■ **Problem to work on**: Only the number is wanted: how many lines of these entries contain the word "with"?

#### Task data

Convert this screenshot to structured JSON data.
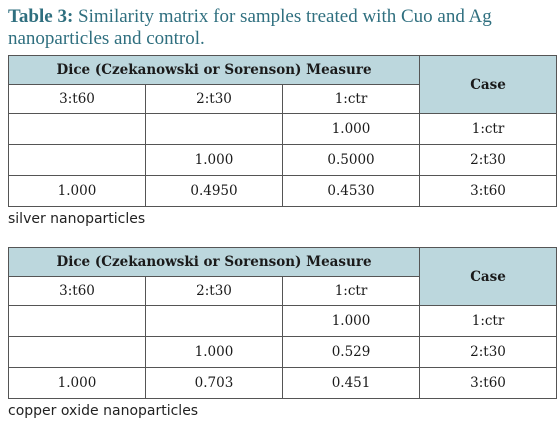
{
  "caption": {
    "label": "Table 3:",
    "text": "Similarity matrix for samples treated with Cuo and Ag nanoparticles and control."
  },
  "tables": [
    {
      "header": "Dice (Czekanowski or Sorenson) Measure",
      "case_header": "Case",
      "columns": [
        "3:t60",
        "2:t30",
        "1:ctr"
      ],
      "rows": [
        {
          "cells": [
            "",
            "",
            "1.000"
          ],
          "case": "1:ctr"
        },
        {
          "cells": [
            "",
            "1.000",
            "0.5000"
          ],
          "case": "2:t30"
        },
        {
          "cells": [
            "1.000",
            "0.4950",
            "0.4530"
          ],
          "case": "3:t60"
        }
      ],
      "note": "silver nanoparticles"
    },
    {
      "header": "Dice (Czekanowski or Sorenson) Measure",
      "case_header": "Case",
      "columns": [
        "3:t60",
        "2:t30",
        "1:ctr"
      ],
      "rows": [
        {
          "cells": [
            "",
            "",
            "1.000"
          ],
          "case": "1:ctr"
        },
        {
          "cells": [
            "",
            "1.000",
            "0.529"
          ],
          "case": "2:t30"
        },
        {
          "cells": [
            "1.000",
            "0.703",
            "0.451"
          ],
          "case": "3:t60"
        }
      ],
      "note": "copper oxide nanoparticles"
    }
  ]
}
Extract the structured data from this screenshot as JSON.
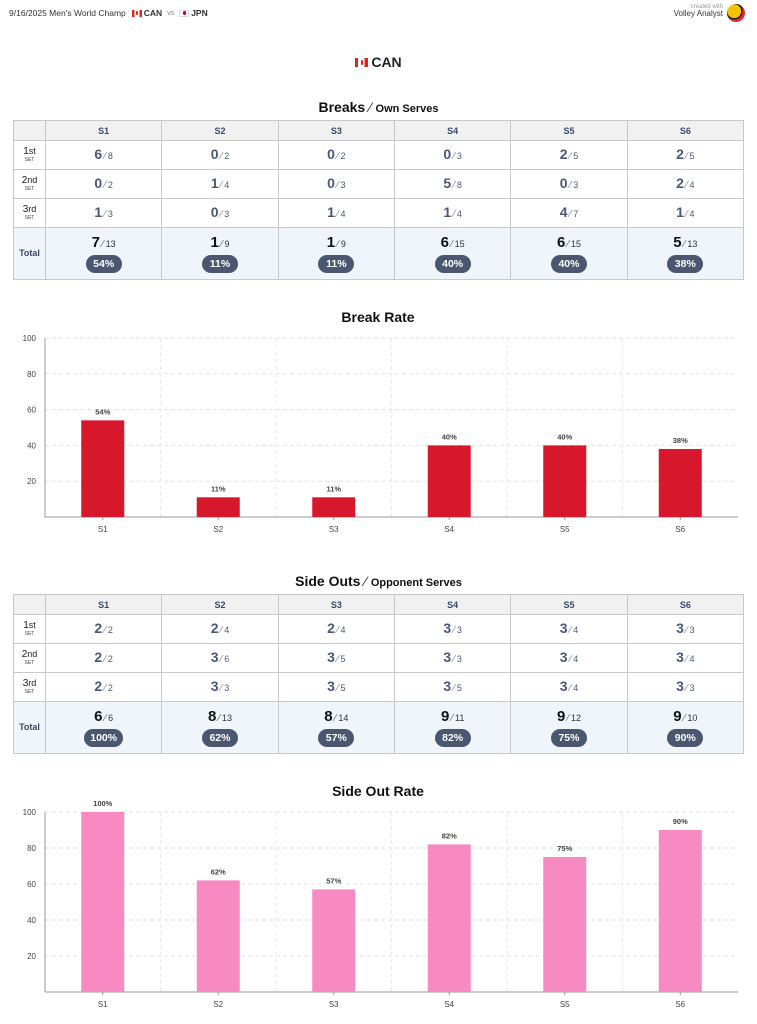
{
  "header": {
    "match_date_event": "9/16/2025 Men's World Champ",
    "home_team": "CAN",
    "vs": "vs",
    "away_team": "JPN",
    "credit_small": "created with",
    "credit_app": "Volley Analyst"
  },
  "team_heading": "CAN",
  "rotations": [
    "S1",
    "S2",
    "S3",
    "S4",
    "S5",
    "S6"
  ],
  "set_labels": [
    {
      "num": "1",
      "suffix": "st",
      "word": "SET"
    },
    {
      "num": "2",
      "suffix": "nd",
      "word": "SET"
    },
    {
      "num": "3",
      "suffix": "rd",
      "word": "SET"
    }
  ],
  "total_label": "Total",
  "breaks": {
    "title": "Breaks",
    "subtitle": "Own Serves",
    "sets": [
      [
        [
          6,
          8
        ],
        [
          0,
          2
        ],
        [
          0,
          2
        ],
        [
          0,
          3
        ],
        [
          2,
          5
        ],
        [
          2,
          5
        ]
      ],
      [
        [
          0,
          2
        ],
        [
          1,
          4
        ],
        [
          0,
          3
        ],
        [
          5,
          8
        ],
        [
          0,
          3
        ],
        [
          2,
          4
        ]
      ],
      [
        [
          1,
          3
        ],
        [
          0,
          3
        ],
        [
          1,
          4
        ],
        [
          1,
          4
        ],
        [
          4,
          7
        ],
        [
          1,
          4
        ]
      ]
    ],
    "totals": [
      [
        7,
        13
      ],
      [
        1,
        9
      ],
      [
        1,
        9
      ],
      [
        6,
        15
      ],
      [
        6,
        15
      ],
      [
        5,
        13
      ]
    ],
    "pct": [
      "54%",
      "11%",
      "11%",
      "40%",
      "40%",
      "38%"
    ]
  },
  "side_outs": {
    "title": "Side Outs",
    "subtitle": "Opponent Serves",
    "sets": [
      [
        [
          2,
          2
        ],
        [
          2,
          4
        ],
        [
          2,
          4
        ],
        [
          3,
          3
        ],
        [
          3,
          4
        ],
        [
          3,
          3
        ]
      ],
      [
        [
          2,
          2
        ],
        [
          3,
          6
        ],
        [
          3,
          5
        ],
        [
          3,
          3
        ],
        [
          3,
          4
        ],
        [
          3,
          4
        ]
      ],
      [
        [
          2,
          2
        ],
        [
          3,
          3
        ],
        [
          3,
          5
        ],
        [
          3,
          5
        ],
        [
          3,
          4
        ],
        [
          3,
          3
        ]
      ]
    ],
    "totals": [
      [
        6,
        6
      ],
      [
        8,
        13
      ],
      [
        8,
        14
      ],
      [
        9,
        11
      ],
      [
        9,
        12
      ],
      [
        9,
        10
      ]
    ],
    "pct": [
      "100%",
      "62%",
      "57%",
      "82%",
      "75%",
      "90%"
    ]
  },
  "chart_data": [
    {
      "type": "bar",
      "title": "Break Rate",
      "categories": [
        "S1",
        "S2",
        "S3",
        "S4",
        "S5",
        "S6"
      ],
      "values": [
        54,
        11,
        11,
        40,
        40,
        38
      ],
      "data_labels": [
        "54%",
        "11%",
        "11%",
        "40%",
        "40%",
        "38%"
      ],
      "ylim": [
        0,
        100
      ],
      "yticks": [
        20,
        40,
        60,
        80,
        100
      ],
      "grid": true,
      "color": "#d7172c"
    },
    {
      "type": "bar",
      "title": "Side Out Rate",
      "categories": [
        "S1",
        "S2",
        "S3",
        "S4",
        "S5",
        "S6"
      ],
      "values": [
        100,
        62,
        57,
        82,
        75,
        90
      ],
      "data_labels": [
        "100%",
        "62%",
        "57%",
        "82%",
        "75%",
        "90%"
      ],
      "ylim": [
        0,
        100
      ],
      "yticks": [
        20,
        40,
        60,
        80,
        100
      ],
      "grid": true,
      "color": "#f78ac2"
    }
  ]
}
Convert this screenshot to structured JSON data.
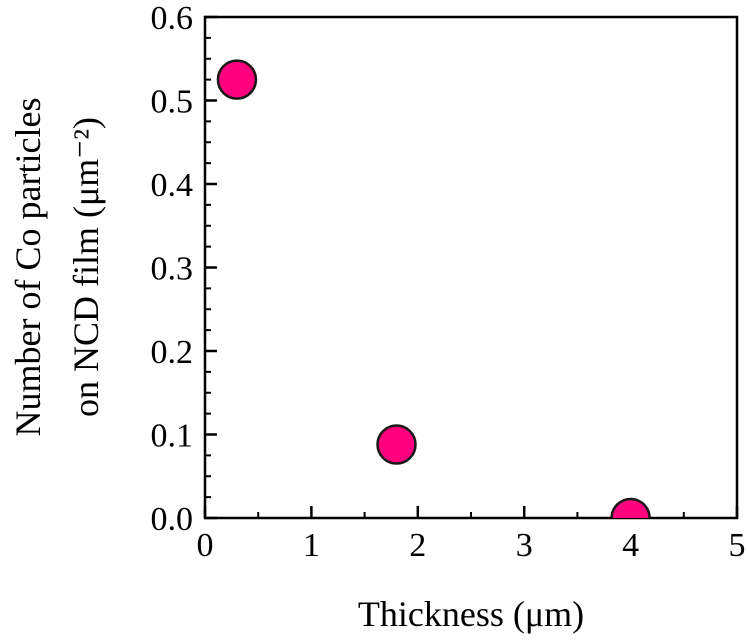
{
  "chart_data": {
    "type": "scatter",
    "xlabel": "Thickness (μm)",
    "ylabel_line1": "Number of Co particles",
    "ylabel_line2": "on NCD film (μm⁻²)",
    "xlim": [
      0,
      5
    ],
    "ylim": [
      0,
      0.6
    ],
    "x_ticks": [
      "0",
      "1",
      "2",
      "3",
      "4",
      "5"
    ],
    "y_ticks": [
      "0.0",
      "0.1",
      "0.2",
      "0.3",
      "0.4",
      "0.5",
      "0.6"
    ],
    "points": [
      {
        "x": 0.3,
        "y": 0.525
      },
      {
        "x": 1.8,
        "y": 0.088
      },
      {
        "x": 4.0,
        "y": 0.0
      }
    ],
    "marker_color": "#ff007f",
    "marker_edge_color": "#1a1a1a",
    "grid": false,
    "legend": false
  }
}
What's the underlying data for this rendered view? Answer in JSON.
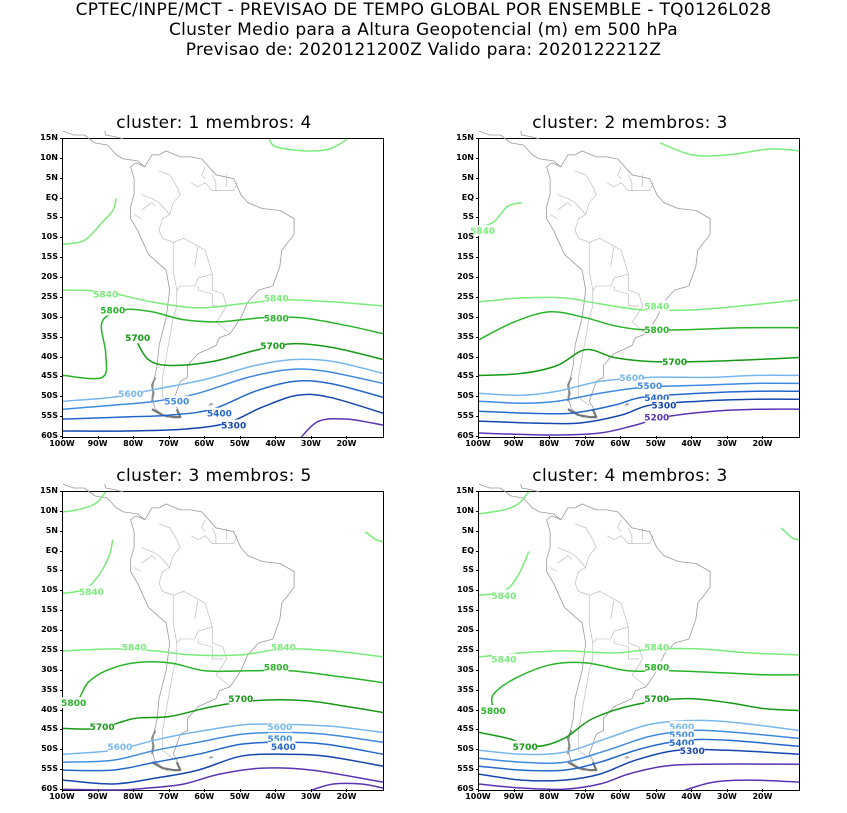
{
  "header": {
    "line1": "CPTEC/INPE/MCT - PREVISAO DE TEMPO GLOBAL POR ENSEMBLE - TQ0126L028",
    "line2": "Cluster Medio para a Altura Geopotencial (m) em 500 hPa",
    "line3": "Previsao de: 2020121200Z   Valido para: 2020122212Z"
  },
  "map": {
    "lon_range": [
      -100,
      -10
    ],
    "lat_range": [
      -60,
      15
    ],
    "lat_ticks": [
      "15N",
      "10N",
      "5N",
      "EQ",
      "5S",
      "10S",
      "15S",
      "20S",
      "25S",
      "30S",
      "35S",
      "40S",
      "45S",
      "50S",
      "55S",
      "60S"
    ],
    "lon_ticks": [
      "100W",
      "90W",
      "80W",
      "70W",
      "60W",
      "50W",
      "40W",
      "30W",
      "20W"
    ]
  },
  "colors": {
    "c5840": "#79ec79",
    "c5800": "#27b427",
    "c5700": "#169a16",
    "c5600": "#76b7ef",
    "c5500": "#3f8be0",
    "c5400": "#2467cc",
    "c5300": "#1546b0",
    "c5200": "#5a34b4",
    "coast": "#9a9a9a"
  },
  "panels": [
    {
      "title": "cluster: 1   membros: 4",
      "labels": [
        {
          "text": "5840",
          "lon": -88,
          "lat": -24
        },
        {
          "text": "5840",
          "lon": -40,
          "lat": -25
        },
        {
          "text": "5800",
          "lon": -86,
          "lat": -28
        },
        {
          "text": "5800",
          "lon": -40,
          "lat": -30
        },
        {
          "text": "5700",
          "lon": -79,
          "lat": -35
        },
        {
          "text": "5700",
          "lon": -41,
          "lat": -37
        },
        {
          "text": "5600",
          "lon": -81,
          "lat": -49
        },
        {
          "text": "5500",
          "lon": -68,
          "lat": -51
        },
        {
          "text": "5400",
          "lon": -56,
          "lat": -54
        },
        {
          "text": "5300",
          "lon": -52,
          "lat": -57
        }
      ]
    },
    {
      "title": "cluster: 2   membros: 3",
      "labels": [
        {
          "text": "5840",
          "lon": -99,
          "lat": -8
        },
        {
          "text": "5840",
          "lon": -50,
          "lat": -27
        },
        {
          "text": "5800",
          "lon": -50,
          "lat": -33
        },
        {
          "text": "5700",
          "lon": -45,
          "lat": -41
        },
        {
          "text": "5600",
          "lon": -57,
          "lat": -45
        },
        {
          "text": "5500",
          "lon": -52,
          "lat": -47
        },
        {
          "text": "5400",
          "lon": -50,
          "lat": -50
        },
        {
          "text": "5300",
          "lon": -48,
          "lat": -52
        },
        {
          "text": "5200",
          "lon": -50,
          "lat": -55
        }
      ]
    },
    {
      "title": "cluster: 3   membros: 5",
      "labels": [
        {
          "text": "5840",
          "lon": -92,
          "lat": -10
        },
        {
          "text": "5840",
          "lon": -80,
          "lat": -24
        },
        {
          "text": "5840",
          "lon": -38,
          "lat": -24
        },
        {
          "text": "5800",
          "lon": -97,
          "lat": -38
        },
        {
          "text": "5800",
          "lon": -40,
          "lat": -29
        },
        {
          "text": "5700",
          "lon": -89,
          "lat": -44
        },
        {
          "text": "5700",
          "lon": -50,
          "lat": -37
        },
        {
          "text": "5600",
          "lon": -84,
          "lat": -49
        },
        {
          "text": "5600",
          "lon": -39,
          "lat": -44
        },
        {
          "text": "5500",
          "lon": -39,
          "lat": -47
        },
        {
          "text": "5400",
          "lon": -38,
          "lat": -49
        }
      ]
    },
    {
      "title": "cluster: 4   membros: 3",
      "labels": [
        {
          "text": "5840",
          "lon": -93,
          "lat": -11
        },
        {
          "text": "5840",
          "lon": -93,
          "lat": -27
        },
        {
          "text": "5840",
          "lon": -50,
          "lat": -24
        },
        {
          "text": "5800",
          "lon": -96,
          "lat": -40
        },
        {
          "text": "5800",
          "lon": -50,
          "lat": -29
        },
        {
          "text": "5700",
          "lon": -87,
          "lat": -49
        },
        {
          "text": "5700",
          "lon": -50,
          "lat": -37
        },
        {
          "text": "5600",
          "lon": -43,
          "lat": -44
        },
        {
          "text": "5500",
          "lon": -43,
          "lat": -46
        },
        {
          "text": "5400",
          "lon": -43,
          "lat": -48
        },
        {
          "text": "5300",
          "lon": -40,
          "lat": -50
        }
      ]
    }
  ]
}
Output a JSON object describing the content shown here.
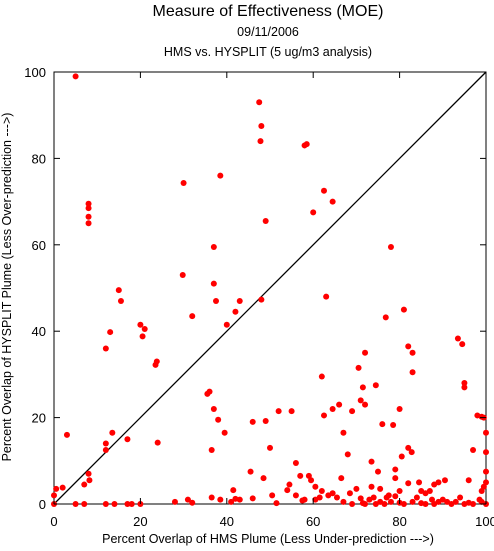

########

■ **Task answer**: 2